> _RECORDS SHOWN_:
— start —

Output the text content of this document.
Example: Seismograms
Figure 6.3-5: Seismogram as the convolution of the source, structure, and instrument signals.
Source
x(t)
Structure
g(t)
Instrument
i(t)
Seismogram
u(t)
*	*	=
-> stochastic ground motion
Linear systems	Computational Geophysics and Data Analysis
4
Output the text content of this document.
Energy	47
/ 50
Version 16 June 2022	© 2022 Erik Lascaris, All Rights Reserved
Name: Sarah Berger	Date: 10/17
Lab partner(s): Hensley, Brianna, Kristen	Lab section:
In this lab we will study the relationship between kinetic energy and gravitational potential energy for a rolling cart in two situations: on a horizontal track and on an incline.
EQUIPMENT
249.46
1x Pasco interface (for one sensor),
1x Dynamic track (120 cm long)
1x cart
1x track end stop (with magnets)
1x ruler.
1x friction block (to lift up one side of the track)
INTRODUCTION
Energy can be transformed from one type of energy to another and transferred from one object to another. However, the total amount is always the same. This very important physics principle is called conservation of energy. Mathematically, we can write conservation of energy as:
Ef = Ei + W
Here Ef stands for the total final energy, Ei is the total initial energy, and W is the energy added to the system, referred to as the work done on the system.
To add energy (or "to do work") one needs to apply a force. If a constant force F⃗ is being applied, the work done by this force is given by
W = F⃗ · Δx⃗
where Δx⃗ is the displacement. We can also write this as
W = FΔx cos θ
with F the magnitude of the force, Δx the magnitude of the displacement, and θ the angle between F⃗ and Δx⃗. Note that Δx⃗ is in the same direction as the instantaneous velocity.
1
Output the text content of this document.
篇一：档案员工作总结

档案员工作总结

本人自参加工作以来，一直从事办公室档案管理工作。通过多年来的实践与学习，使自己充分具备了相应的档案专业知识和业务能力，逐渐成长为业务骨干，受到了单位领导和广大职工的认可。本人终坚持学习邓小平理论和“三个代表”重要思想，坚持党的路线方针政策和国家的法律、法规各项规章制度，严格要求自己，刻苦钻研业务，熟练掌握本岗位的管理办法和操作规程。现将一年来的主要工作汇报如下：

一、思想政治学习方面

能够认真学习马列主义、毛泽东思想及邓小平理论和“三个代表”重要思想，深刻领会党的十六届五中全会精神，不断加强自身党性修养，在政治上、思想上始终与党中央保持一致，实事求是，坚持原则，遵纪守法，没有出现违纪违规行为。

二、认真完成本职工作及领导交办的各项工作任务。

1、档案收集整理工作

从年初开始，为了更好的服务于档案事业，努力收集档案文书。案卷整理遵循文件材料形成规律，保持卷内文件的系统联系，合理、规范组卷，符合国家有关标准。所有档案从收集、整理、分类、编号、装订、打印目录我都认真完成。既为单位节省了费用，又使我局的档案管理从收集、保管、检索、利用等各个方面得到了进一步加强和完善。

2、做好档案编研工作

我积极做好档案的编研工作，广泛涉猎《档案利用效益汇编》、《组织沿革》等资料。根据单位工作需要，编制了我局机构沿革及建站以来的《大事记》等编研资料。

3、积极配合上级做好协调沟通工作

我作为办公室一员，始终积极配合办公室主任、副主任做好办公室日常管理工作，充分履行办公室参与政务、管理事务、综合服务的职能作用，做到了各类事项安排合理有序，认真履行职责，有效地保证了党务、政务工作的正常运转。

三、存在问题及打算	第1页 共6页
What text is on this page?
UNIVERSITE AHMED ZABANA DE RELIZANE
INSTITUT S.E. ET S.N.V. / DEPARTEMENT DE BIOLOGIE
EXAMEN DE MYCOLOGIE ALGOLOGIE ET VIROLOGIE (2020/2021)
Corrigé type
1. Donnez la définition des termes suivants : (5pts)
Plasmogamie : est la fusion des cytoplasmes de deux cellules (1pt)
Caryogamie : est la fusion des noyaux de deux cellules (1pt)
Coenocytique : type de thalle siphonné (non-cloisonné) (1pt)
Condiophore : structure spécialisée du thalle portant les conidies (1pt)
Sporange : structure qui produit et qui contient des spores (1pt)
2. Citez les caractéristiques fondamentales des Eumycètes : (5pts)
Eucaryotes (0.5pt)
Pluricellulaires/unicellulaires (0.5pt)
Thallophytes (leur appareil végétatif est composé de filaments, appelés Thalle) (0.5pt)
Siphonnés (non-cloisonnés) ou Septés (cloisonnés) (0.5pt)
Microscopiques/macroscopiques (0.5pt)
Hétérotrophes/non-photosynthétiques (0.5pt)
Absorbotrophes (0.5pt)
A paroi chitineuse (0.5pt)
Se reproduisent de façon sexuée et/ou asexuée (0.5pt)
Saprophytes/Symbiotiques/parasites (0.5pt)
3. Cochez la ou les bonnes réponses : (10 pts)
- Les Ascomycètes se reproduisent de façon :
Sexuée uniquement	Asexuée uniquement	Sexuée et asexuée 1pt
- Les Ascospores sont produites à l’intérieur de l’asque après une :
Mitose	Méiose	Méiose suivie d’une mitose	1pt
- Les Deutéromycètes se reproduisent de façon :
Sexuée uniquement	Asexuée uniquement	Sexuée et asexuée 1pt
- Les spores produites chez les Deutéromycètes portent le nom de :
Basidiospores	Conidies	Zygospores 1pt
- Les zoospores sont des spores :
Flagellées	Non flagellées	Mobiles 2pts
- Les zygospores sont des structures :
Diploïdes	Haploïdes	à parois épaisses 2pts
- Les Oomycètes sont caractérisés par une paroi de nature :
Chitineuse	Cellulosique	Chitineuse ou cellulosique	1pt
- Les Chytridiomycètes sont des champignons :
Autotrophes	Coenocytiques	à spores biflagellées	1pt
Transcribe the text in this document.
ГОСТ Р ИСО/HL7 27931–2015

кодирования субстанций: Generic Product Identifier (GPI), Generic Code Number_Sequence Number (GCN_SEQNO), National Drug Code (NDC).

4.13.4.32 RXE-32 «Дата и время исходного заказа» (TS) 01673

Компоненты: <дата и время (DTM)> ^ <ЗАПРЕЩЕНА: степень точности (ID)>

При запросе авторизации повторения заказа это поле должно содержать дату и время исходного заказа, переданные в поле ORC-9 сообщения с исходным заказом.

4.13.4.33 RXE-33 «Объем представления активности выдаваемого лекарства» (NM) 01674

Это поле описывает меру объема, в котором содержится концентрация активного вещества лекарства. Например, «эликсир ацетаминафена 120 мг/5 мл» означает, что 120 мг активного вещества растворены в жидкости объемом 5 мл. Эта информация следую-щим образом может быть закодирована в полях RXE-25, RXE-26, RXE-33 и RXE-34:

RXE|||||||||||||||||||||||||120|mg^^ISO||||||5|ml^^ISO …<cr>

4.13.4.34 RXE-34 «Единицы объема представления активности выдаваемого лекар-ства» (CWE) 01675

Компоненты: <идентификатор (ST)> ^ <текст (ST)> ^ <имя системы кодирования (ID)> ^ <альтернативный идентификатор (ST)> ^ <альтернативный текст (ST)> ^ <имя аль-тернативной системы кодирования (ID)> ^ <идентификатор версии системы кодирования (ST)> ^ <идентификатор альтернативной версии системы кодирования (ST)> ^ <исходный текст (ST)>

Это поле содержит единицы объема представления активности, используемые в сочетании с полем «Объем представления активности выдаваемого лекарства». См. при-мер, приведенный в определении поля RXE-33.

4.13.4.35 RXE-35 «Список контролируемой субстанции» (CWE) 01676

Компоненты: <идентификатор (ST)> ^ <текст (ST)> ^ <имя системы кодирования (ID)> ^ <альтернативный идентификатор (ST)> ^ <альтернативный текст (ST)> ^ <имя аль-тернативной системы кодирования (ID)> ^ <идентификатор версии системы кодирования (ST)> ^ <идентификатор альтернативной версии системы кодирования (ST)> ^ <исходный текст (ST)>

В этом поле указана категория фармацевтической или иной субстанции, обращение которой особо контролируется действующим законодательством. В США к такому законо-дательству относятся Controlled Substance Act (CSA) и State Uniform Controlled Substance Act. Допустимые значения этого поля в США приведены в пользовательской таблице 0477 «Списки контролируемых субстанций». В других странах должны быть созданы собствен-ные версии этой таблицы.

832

— end —

> _WHAT THIS TASK INVOLVES_: Return every line from the records above that holds the word "done".

> _COMPLETED TASK_:
Here Ef stands for the total final energy, Ei is the total initial energy, and W is the energy added to the system, referred to as the work done on the system.
To add energy (or "to do work") one needs to apply a force. If a constant force F⃗ is being applied, the work done by this force is given by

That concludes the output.